> **RECORDS FOR THIS TASK**
####

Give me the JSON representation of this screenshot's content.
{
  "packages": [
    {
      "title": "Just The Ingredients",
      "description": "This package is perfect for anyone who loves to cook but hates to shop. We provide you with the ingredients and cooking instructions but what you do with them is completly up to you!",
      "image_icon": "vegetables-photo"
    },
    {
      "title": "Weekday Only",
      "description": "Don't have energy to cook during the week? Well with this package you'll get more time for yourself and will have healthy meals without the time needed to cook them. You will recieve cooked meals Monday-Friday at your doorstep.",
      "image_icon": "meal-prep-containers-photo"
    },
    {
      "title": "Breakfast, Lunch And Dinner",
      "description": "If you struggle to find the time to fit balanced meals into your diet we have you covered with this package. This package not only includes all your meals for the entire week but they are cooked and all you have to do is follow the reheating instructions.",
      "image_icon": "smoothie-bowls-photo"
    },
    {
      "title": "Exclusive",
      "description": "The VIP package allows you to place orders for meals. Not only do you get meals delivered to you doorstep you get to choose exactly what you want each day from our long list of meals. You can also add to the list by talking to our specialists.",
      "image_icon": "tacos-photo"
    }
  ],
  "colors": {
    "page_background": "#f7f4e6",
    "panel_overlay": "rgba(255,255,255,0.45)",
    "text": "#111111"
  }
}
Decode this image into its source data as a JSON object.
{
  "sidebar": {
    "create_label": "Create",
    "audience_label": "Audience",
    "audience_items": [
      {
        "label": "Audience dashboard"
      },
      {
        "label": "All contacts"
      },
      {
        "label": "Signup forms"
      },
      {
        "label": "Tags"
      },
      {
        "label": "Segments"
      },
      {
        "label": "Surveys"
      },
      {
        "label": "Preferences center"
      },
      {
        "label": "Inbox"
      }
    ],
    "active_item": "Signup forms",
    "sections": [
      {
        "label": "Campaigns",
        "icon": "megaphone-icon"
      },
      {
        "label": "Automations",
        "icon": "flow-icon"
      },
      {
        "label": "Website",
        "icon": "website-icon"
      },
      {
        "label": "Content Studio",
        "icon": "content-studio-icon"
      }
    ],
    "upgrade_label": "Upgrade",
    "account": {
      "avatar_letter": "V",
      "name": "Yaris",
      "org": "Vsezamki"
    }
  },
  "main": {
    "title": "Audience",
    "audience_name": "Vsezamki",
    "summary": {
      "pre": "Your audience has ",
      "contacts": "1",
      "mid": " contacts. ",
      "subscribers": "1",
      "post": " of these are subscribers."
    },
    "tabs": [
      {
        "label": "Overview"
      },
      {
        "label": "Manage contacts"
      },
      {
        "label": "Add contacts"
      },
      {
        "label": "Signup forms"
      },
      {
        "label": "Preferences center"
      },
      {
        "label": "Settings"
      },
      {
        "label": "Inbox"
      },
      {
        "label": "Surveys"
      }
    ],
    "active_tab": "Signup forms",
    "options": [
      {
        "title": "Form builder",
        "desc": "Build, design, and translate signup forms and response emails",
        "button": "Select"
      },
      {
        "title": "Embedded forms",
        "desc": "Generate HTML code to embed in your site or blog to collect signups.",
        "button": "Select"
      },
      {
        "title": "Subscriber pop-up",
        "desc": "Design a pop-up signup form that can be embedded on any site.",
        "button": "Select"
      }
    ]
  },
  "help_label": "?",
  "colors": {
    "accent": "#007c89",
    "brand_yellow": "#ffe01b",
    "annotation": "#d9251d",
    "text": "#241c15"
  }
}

####

> **DIRECTION**
Isolate the lines that hold the word "Vsezamki" and copy all of them.

> **OUTPUT**
      "org": "Vsezamki"
    "audience_name": "Vsezamki",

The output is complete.